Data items
<<<<
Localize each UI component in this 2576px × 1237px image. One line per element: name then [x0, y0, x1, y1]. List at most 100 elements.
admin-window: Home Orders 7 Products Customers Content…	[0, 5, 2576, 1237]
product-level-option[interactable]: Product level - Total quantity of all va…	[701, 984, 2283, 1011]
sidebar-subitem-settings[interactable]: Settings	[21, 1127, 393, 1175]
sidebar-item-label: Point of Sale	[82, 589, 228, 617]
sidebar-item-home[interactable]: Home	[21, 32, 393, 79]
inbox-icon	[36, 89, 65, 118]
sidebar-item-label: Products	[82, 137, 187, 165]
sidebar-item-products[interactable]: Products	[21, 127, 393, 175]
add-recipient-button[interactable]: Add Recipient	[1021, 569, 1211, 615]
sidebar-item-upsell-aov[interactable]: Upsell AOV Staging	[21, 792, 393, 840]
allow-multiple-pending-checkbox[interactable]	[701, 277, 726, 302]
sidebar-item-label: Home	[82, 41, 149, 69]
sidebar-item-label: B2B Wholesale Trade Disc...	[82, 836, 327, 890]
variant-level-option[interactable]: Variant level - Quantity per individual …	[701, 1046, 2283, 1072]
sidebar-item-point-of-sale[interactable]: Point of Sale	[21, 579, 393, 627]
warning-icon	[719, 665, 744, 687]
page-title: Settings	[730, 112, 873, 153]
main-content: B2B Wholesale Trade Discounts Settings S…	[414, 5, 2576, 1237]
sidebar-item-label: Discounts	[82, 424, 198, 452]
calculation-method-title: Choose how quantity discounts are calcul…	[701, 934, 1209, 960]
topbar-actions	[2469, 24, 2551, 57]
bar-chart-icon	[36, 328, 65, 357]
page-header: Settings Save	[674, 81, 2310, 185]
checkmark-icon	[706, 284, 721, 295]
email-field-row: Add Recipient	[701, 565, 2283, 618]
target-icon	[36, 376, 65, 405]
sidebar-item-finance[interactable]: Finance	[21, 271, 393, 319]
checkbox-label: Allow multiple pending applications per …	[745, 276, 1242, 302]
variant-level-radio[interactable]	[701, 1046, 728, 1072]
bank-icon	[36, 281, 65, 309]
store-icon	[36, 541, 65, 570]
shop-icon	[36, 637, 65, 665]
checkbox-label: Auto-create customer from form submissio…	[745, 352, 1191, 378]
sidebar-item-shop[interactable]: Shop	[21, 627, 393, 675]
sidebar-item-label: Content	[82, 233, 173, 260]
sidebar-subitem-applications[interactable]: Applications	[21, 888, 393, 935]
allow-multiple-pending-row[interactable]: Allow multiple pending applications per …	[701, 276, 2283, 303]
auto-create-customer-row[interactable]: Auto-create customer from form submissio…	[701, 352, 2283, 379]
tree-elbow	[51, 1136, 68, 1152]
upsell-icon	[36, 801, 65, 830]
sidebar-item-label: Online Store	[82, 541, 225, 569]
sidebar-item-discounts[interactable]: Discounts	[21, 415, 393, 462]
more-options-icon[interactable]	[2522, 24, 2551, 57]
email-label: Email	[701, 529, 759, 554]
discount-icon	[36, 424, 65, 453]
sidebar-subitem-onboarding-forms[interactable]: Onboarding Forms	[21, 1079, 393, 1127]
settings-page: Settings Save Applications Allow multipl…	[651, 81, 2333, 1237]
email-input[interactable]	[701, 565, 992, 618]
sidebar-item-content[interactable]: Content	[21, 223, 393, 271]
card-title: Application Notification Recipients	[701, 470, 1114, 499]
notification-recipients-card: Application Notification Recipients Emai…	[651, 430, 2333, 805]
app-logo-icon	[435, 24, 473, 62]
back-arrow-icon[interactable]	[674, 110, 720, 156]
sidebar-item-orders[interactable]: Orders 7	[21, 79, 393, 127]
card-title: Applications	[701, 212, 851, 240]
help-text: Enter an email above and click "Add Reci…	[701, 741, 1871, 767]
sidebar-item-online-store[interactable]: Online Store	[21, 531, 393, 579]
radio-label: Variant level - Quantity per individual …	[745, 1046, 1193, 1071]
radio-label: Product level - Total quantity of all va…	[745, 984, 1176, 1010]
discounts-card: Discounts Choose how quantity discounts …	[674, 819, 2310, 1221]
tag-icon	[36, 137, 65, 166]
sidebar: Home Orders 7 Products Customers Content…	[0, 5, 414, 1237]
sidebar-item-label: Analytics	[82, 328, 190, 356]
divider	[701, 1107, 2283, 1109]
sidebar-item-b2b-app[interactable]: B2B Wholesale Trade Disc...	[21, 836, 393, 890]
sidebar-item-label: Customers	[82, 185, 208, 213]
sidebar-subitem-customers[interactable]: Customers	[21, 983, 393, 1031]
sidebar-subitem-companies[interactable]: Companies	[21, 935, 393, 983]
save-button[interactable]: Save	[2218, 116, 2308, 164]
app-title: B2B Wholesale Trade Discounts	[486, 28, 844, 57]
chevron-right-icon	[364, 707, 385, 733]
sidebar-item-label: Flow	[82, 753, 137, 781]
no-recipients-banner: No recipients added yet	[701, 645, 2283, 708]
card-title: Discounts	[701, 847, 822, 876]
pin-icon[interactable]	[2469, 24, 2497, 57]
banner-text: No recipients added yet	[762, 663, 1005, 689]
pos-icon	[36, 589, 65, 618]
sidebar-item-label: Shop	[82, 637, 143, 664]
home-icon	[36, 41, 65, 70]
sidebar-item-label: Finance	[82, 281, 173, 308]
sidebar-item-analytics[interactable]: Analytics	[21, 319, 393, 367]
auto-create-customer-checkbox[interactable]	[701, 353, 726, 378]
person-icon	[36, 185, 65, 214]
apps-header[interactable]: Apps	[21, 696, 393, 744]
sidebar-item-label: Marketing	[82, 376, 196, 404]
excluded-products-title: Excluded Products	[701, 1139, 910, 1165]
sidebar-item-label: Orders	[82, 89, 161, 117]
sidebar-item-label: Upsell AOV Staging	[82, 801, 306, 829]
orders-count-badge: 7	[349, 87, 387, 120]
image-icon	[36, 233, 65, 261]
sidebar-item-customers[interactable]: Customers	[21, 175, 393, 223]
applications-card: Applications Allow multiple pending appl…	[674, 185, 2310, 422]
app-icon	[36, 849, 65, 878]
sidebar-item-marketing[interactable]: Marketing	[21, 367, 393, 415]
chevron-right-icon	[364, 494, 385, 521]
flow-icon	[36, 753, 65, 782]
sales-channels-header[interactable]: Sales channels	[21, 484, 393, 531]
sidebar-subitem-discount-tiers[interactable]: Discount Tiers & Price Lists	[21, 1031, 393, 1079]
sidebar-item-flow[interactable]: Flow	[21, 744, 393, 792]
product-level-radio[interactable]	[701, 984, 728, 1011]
>>>>
**WHAT THE TASK REQUIRES:**
Give each line of the entries above as an item in a numbered list, skipping blank lines.

**EXERCISE RESULT:**
1. Localize each UI component in this 2576px × 1237px image. One line per element: name then [x0, y0, x1, y1]. List at most 100 elements.
2. admin-window: Home Orders 7 Products Customers Content…	[0, 5, 2576, 1237]
3. product-level-option[interactable]: Product level - Total quantity of all va…	[701, 984, 2283, 1011]
4. sidebar-subitem-settings[interactable]: Settings	[21, 1127, 393, 1175]
5. sidebar-item-label: Point of Sale	[82, 589, 228, 617]
6. sidebar-item-home[interactable]: Home	[21, 32, 393, 79]
7. inbox-icon	[36, 89, 65, 118]
8. sidebar-item-label: Products	[82, 137, 187, 165]
9. sidebar-item-products[interactable]: Products	[21, 127, 393, 175]
10. add-recipient-button[interactable]: Add Recipient	[1021, 569, 1211, 615]
11. sidebar-item-upsell-aov[interactable]: Upsell AOV Staging	[21, 792, 393, 840]
12. allow-multiple-pending-checkbox[interactable]	[701, 277, 726, 302]
13. sidebar-item-label: Home	[82, 41, 149, 69]
14. sidebar-item-label: B2B Wholesale Trade Disc...	[82, 836, 327, 890]
15. variant-level-option[interactable]: Variant level - Quantity per individual …	[701, 1046, 2283, 1072]
16. sidebar-item-point-of-sale[interactable]: Point of Sale	[21, 579, 393, 627]
17. warning-icon	[719, 665, 744, 687]
18. page-title: Settings	[730, 112, 873, 153]
19. main-content: B2B Wholesale Trade Discounts Settings S…	[414, 5, 2576, 1237]
20. sidebar-item-label: Discounts	[82, 424, 198, 452]
21. calculation-method-title: Choose how quantity discounts are calcul…	[701, 934, 1209, 960]
22. topbar-actions	[2469, 24, 2551, 57]
23. bar-chart-icon	[36, 328, 65, 357]
24. page-header: Settings Save	[674, 81, 2310, 185]
25. checkmark-icon	[706, 284, 721, 295]
26. email-field-row: Add Recipient	[701, 565, 2283, 618]
27. target-icon	[36, 376, 65, 405]
28. sidebar-item-finance[interactable]: Finance	[21, 271, 393, 319]
29. checkbox-label: Allow multiple pending applications per …	[745, 276, 1242, 302]
30. variant-level-radio[interactable]	[701, 1046, 728, 1072]
31. bank-icon	[36, 281, 65, 309]
32. store-icon	[36, 541, 65, 570]
33. shop-icon	[36, 637, 65, 665]
34. checkbox-label: Auto-create customer from form submissio…	[745, 352, 1191, 378]
35. sidebar-item-shop[interactable]: Shop	[21, 627, 393, 675]
36. sidebar-item-label: Content	[82, 233, 173, 260]
37. sidebar-subitem-applications[interactable]: Applications	[21, 888, 393, 935]
38. allow-multiple-pending-row[interactable]: Allow multiple pending applications per …	[701, 276, 2283, 303]
39. auto-create-customer-row[interactable]: Auto-create customer from form submissio…	[701, 352, 2283, 379]
40. tree-elbow	[51, 1136, 68, 1152]
41. upsell-icon	[36, 801, 65, 830]
42. sidebar-item-label: Online Store	[82, 541, 225, 569]
43. sidebar-item-discounts[interactable]: Discounts	[21, 415, 393, 462]
44. more-options-icon[interactable]	[2522, 24, 2551, 57]
45. email-label: Email	[701, 529, 759, 554]
46. discount-icon	[36, 424, 65, 453]
47. sidebar-subitem-onboarding-forms[interactable]: Onboarding Forms	[21, 1079, 393, 1127]
48. settings-page: Settings Save Applications Allow multipl…	[651, 81, 2333, 1237]
49. email-input[interactable]	[701, 565, 992, 618]
50. sidebar-item-content[interactable]: Content	[21, 223, 393, 271]
51. card-title: Application Notification Recipients	[701, 470, 1114, 499]
52. notification-recipients-card: Application Notification Recipients Emai…	[651, 430, 2333, 805]
53. app-logo-icon	[435, 24, 473, 62]
54. back-arrow-icon[interactable]	[674, 110, 720, 156]
55. sidebar-item-orders[interactable]: Orders 7	[21, 79, 393, 127]
56. card-title: Applications	[701, 212, 851, 240]
57. help-text: Enter an email above and click "Add Reci…	[701, 741, 1871, 767]
58. sidebar-item-online-store[interactable]: Online Store	[21, 531, 393, 579]
59. radio-label: Variant level - Quantity per individual …	[745, 1046, 1193, 1071]
60. radio-label: Product level - Total quantity of all va…	[745, 984, 1176, 1010]
61. discounts-card: Discounts Choose how quantity discounts …	[674, 819, 2310, 1221]
62. tag-icon	[36, 137, 65, 166]
63. sidebar: Home Orders 7 Products Customers Content…	[0, 5, 414, 1237]
64. sidebar-item-label: Analytics	[82, 328, 190, 356]
65. divider	[701, 1107, 2283, 1109]
66. sidebar-item-b2b-app[interactable]: B2B Wholesale Trade Disc...	[21, 836, 393, 890]
67. sidebar-item-label: Customers	[82, 185, 208, 213]
68. sidebar-subitem-customers[interactable]: Customers	[21, 983, 393, 1031]
69. sidebar-subitem-companies[interactable]: Companies	[21, 935, 393, 983]
70. save-button[interactable]: Save	[2218, 116, 2308, 164]
71. app-title: B2B Wholesale Trade Discounts	[486, 28, 844, 57]
72. chevron-right-icon	[364, 707, 385, 733]
73. sidebar-item-label: Flow	[82, 753, 137, 781]
74. no-recipients-banner: No recipients added yet	[701, 645, 2283, 708]
75. card-title: Discounts	[701, 847, 822, 876]
76. pin-icon[interactable]	[2469, 24, 2497, 57]
77. banner-text: No recipients added yet	[762, 663, 1005, 689]
78. pos-icon	[36, 589, 65, 618]
79. sidebar-item-label: Shop	[82, 637, 143, 664]
80. home-icon	[36, 41, 65, 70]
81. sidebar-item-label: Finance	[82, 281, 173, 308]
82. sidebar-item-analytics[interactable]: Analytics	[21, 319, 393, 367]
83. auto-create-customer-checkbox[interactable]	[701, 353, 726, 378]
84. person-icon	[36, 185, 65, 214]
85. apps-header[interactable]: Apps	[21, 696, 393, 744]
86. sidebar-item-label: Marketing	[82, 376, 196, 404]
87. excluded-products-title: Excluded Products	[701, 1139, 910, 1165]
88. sidebar-item-label: Orders	[82, 89, 161, 117]
89. sidebar-item-label: Upsell AOV Staging	[82, 801, 306, 829]
90. orders-count-badge: 7	[349, 87, 387, 120]
91. image-icon	[36, 233, 65, 261]
92. sidebar-item-customers[interactable]: Customers	[21, 175, 393, 223]
93. applications-card: Applications Allow multiple pending appl…	[674, 185, 2310, 422]
94. app-icon	[36, 849, 65, 878]
95. sidebar-item-marketing[interactable]: Marketing	[21, 367, 393, 415]
96. chevron-right-icon	[364, 494, 385, 521]
97. flow-icon	[36, 753, 65, 782]
98. sales-channels-header[interactable]: Sales channels	[21, 484, 393, 531]
99. sidebar-subitem-discount-tiers[interactable]: Discount Tiers & Price Lists	[21, 1031, 393, 1079]
100. sidebar-item-flow[interactable]: Flow	[21, 744, 393, 792]
101. product-level-radio[interactable]	[701, 984, 728, 1011]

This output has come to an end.